__SET EXERCISE__: Emit the entire listing verbatim.
____ EXTRACTED RECORDS
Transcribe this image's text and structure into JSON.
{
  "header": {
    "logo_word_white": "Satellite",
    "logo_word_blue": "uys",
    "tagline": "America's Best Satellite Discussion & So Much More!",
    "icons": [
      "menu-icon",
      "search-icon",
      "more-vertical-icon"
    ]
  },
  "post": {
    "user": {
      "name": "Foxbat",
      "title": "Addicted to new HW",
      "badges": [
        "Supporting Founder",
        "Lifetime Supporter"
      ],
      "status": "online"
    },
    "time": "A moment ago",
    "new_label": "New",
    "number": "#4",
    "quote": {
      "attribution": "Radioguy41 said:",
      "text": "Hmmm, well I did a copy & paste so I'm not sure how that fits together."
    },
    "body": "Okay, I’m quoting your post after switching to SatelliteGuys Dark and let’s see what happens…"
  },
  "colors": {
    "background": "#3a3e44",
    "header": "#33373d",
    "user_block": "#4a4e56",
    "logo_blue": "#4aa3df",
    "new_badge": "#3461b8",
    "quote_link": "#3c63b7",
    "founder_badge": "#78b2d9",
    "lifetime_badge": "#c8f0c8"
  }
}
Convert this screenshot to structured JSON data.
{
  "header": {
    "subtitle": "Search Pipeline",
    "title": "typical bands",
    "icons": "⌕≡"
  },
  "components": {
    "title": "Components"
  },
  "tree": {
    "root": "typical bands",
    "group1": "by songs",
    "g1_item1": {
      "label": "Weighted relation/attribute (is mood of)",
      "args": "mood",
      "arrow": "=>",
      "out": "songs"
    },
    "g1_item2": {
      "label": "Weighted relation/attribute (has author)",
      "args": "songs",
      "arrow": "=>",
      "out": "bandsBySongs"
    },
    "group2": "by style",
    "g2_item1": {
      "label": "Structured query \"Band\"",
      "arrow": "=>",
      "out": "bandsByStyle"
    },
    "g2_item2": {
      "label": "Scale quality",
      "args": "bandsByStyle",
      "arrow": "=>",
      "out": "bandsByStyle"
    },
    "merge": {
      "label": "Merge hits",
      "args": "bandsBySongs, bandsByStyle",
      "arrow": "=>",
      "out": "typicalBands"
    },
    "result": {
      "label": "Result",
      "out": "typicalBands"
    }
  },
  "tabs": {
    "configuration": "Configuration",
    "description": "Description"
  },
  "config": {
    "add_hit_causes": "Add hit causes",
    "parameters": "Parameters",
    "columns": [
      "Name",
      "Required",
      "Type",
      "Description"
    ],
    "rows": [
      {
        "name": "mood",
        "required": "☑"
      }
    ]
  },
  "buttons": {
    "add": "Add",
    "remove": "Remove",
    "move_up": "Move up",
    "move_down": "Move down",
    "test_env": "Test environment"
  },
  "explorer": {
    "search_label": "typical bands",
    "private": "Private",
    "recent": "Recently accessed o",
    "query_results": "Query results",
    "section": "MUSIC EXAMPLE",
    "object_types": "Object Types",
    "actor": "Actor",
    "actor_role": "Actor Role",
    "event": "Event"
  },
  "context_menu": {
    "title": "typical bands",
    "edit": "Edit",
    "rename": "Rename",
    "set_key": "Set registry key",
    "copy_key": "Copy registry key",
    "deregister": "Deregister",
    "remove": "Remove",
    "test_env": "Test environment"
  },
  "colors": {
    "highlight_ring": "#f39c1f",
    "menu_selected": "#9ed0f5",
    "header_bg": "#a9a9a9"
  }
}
________
__EXPECTED ANSWER__:
Transcribe this image's text and structure into JSON.
{
  "header": {
    "logo_word_white": "Satellite",
    "logo_word_blue": "uys",
    "tagline": "America's Best Satellite Discussion & So Much More!",
    "icons": [
      "menu-icon",
      "search-icon",
      "more-vertical-icon"
    ]
  },
  "post": {
    "user": {
      "name": "Foxbat",
      "title": "Addicted to new HW",
      "badges": [
        "Supporting Founder",
        "Lifetime Supporter"
      ],
      "status": "online"
    },
    "time": "A moment ago",
    "new_label": "New",
    "number": "#4",
    "quote": {
      "attribution": "Radioguy41 said:",
      "text": "Hmmm, well I did a copy & paste so I'm not sure how that fits together."
    },
    "body": "Okay, I’m quoting your post after switching to SatelliteGuys Dark and let’s see what happens…"
  },
  "colors": {
    "background": "#3a3e44",
    "header": "#33373d",
    "user_block": "#4a4e56",
    "logo_blue": "#4aa3df",
    "new_badge": "#3461b8",
    "quote_link": "#3c63b7",
    "founder_badge": "#78b2d9",
    "lifetime_badge": "#c8f0c8"
  }
}
Convert this screenshot to structured JSON data.
{
  "header": {
    "subtitle": "Search Pipeline",
    "title": "typical bands",
    "icons": "⌕≡"
  },
  "components": {
    "title": "Components"
  },
  "tree": {
    "root": "typical bands",
    "group1": "by songs",
    "g1_item1": {
      "label": "Weighted relation/attribute (is mood of)",
      "args": "mood",
      "arrow": "=>",
      "out": "songs"
    },
    "g1_item2": {
      "label": "Weighted relation/attribute (has author)",
      "args": "songs",
      "arrow": "=>",
      "out": "bandsBySongs"
    },
    "group2": "by style",
    "g2_item1": {
      "label": "Structured query \"Band\"",
      "arrow": "=>",
      "out": "bandsByStyle"
    },
    "g2_item2": {
      "label": "Scale quality",
      "args": "bandsByStyle",
      "arrow": "=>",
      "out": "bandsByStyle"
    },
    "merge": {
      "label": "Merge hits",
      "args": "bandsBySongs, bandsByStyle",
      "arrow": "=>",
      "out": "typicalBands"
    },
    "result": {
      "label": "Result",
      "out": "typicalBands"
    }
  },
  "tabs": {
    "configuration": "Configuration",
    "description": "Description"
  },
  "config": {
    "add_hit_causes": "Add hit causes",
    "parameters": "Parameters",
    "columns": [
      "Name",
      "Required",
      "Type",
      "Description"
    ],
    "rows": [
      {
        "name": "mood",
        "required": "☑"
      }
    ]
  },
  "buttons": {
    "add": "Add",
    "remove": "Remove",
    "move_up": "Move up",
    "move_down": "Move down",
    "test_env": "Test environment"
  },
  "explorer": {
    "search_label": "typical bands",
    "private": "Private",
    "recent": "Recently accessed o",
    "query_results": "Query results",
    "section": "MUSIC EXAMPLE",
    "object_types": "Object Types",
    "actor": "Actor",
    "actor_role": "Actor Role",
    "event": "Event"
  },
  "context_menu": {
    "title": "typical bands",
    "edit": "Edit",
    "rename": "Rename",
    "set_key": "Set registry key",
    "copy_key": "Copy registry key",
    "deregister": "Deregister",
    "remove": "Remove",
    "test_env": "Test environment"
  },
  "colors": {
    "highlight_ring": "#f39c1f",
    "menu_selected": "#9ed0f5",
    "header_bg": "#a9a9a9"
  }
}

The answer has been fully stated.